■ **Texte source**
Alors que la guerre faisait rage aux abords de
Beyrouth, Jounieh était pleine de vie. L’élite chrétienne
passait la journée sur la marina inondée de soleil, les femmes
allongées en bikini, les hommes sirotant un whisky. Nous trois
(moi-même et deux jeunes femmes de mon équipe éditoriale -
une correspondante et une photographe) étions les seuls Israéliens
en ville, et nous étions fêtés. Chacun nous invitait sur son
yacht, et une couple fortuné a insisté pour que nous inviter
chez lui à une fête familiale.
C’était vraiment spécial. La douzaine de
membres de la famille appartenaient à la crème de l’élite -
riches commerçants, un peintre renommé, plusieurs professeurs
d’université. Les boissons coulaient à flots, les
conversations s’animaient en plusieurs langues.
« Pourquoi n’allez-vous pas à Beyrouth
Ouest ? » m’a demandé un opulent gentleman.
Beyrouth Ouest était tenue par les forces de l’OLP de Yasser
Arafat qui défendaient des centaines de milliers d’habitants
sunnites.
« Pourquoi ? Pour quoi faire ? »
ai-je répondu.
« Quelle question ! Pour les tuer !
Tuer tout le monde ! »
« Tout le monde ? Mêmes les femmes
et les enfants ? »
« Bien sûr ! Tous ! »
Un instant j’ai pensé que c’était une
blague. Mais les visages des hommes qui l’entouraient me
disaient que c’était on ne peut plus sérieux et que tout le
monde était d’accord avec lui.
A ce moment-là, j’ai réalisé que ce beau
pays, riche d’histoire, gratifié de tous les plaisirs de la
vie, était malade. Très, très malade.

■ **Données enregistrées**
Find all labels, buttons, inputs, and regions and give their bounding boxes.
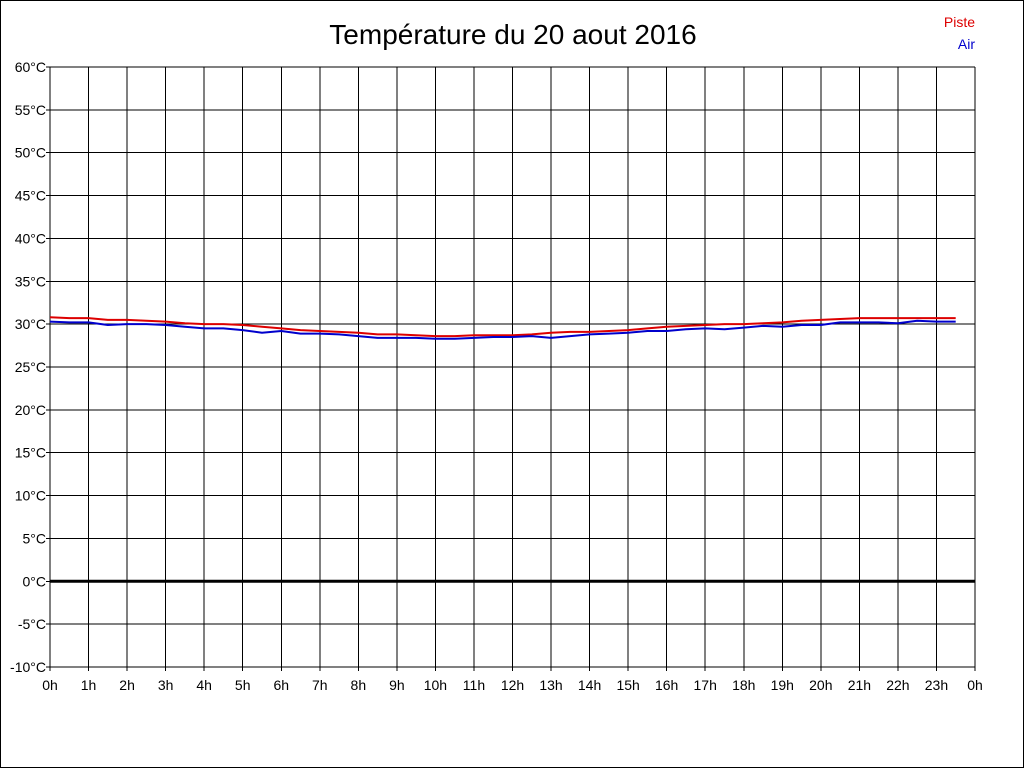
y-tick-label: 35°C [15,273,46,289]
x-tick-label: 0h [967,677,983,693]
x-tick-label: 5h [235,677,251,693]
y-tick-label: 50°C [15,145,46,161]
x-tick-label: 3h [158,677,174,693]
x-tick-label: 1h [81,677,97,693]
x-tick-label: 21h [848,677,871,693]
x-tick-label: 4h [196,677,212,693]
x-tick-label: 7h [312,677,328,693]
x-tick-label: 23h [925,677,948,693]
x-tick-label: 14h [578,677,601,693]
x-tick-label: 6h [273,677,289,693]
legend-entry-piste: Piste [943,14,975,30]
series-line-piste [49,316,956,338]
series-line-air [49,319,956,340]
x-tick-label: 2h [119,677,135,693]
y-tick-label: 20°C [15,402,46,418]
x-tick-label: 22h [886,677,909,693]
x-tick-label: 0h [42,677,58,693]
x-tick-label: 15h [616,677,639,693]
x-tick-label: 10h [424,677,447,693]
y-tick-label: -5°C [18,616,46,632]
x-tick-label: 20h [809,677,832,693]
chart-title: Température du 20 aout 2016 [329,19,697,50]
legend-entry-air: Air [957,36,975,52]
y-tick-label: 25°C [15,359,46,375]
y-tick-label: 10°C [15,488,46,504]
x-tick-label: 18h [732,677,755,693]
x-tick-label: 16h [655,677,678,693]
y-tick-label: 30°C [15,316,46,332]
y-tick-label: 55°C [15,102,46,118]
x-tick-label: 17h [694,677,717,693]
x-tick-label: 19h [771,677,794,693]
y-tick-label: 45°C [15,188,46,204]
y-tick-label: -10°C [10,659,46,675]
x-tick-label: 12h [501,677,524,693]
x-tick-label: 8h [351,677,367,693]
x-tick-label: 13h [539,677,562,693]
x-tick-label: 9h [389,677,405,693]
y-tick-label: 60°C [15,59,46,75]
y-tick-label: 15°C [15,445,46,461]
x-tick-label: 11h [463,677,485,693]
y-tick-label: 0°C [23,573,47,589]
y-tick-label: 5°C [23,530,47,546]
y-tick-label: 40°C [15,230,46,246]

■ **Tâches**
[a] D'après le texte source, quelles forces tenaient Beyrouth Ouest ?
[b] Énumérez, s'il vous plaît, les catégories de personnes que le texte source cite parmi les membres de la famille présents à la fête.

■ **Réponses par tâche**
[a] Les forces de l'OLP de Yasser Arafat.

[b]
- riches commerçants
- un peintre renommé
- plusieurs professeurs d'université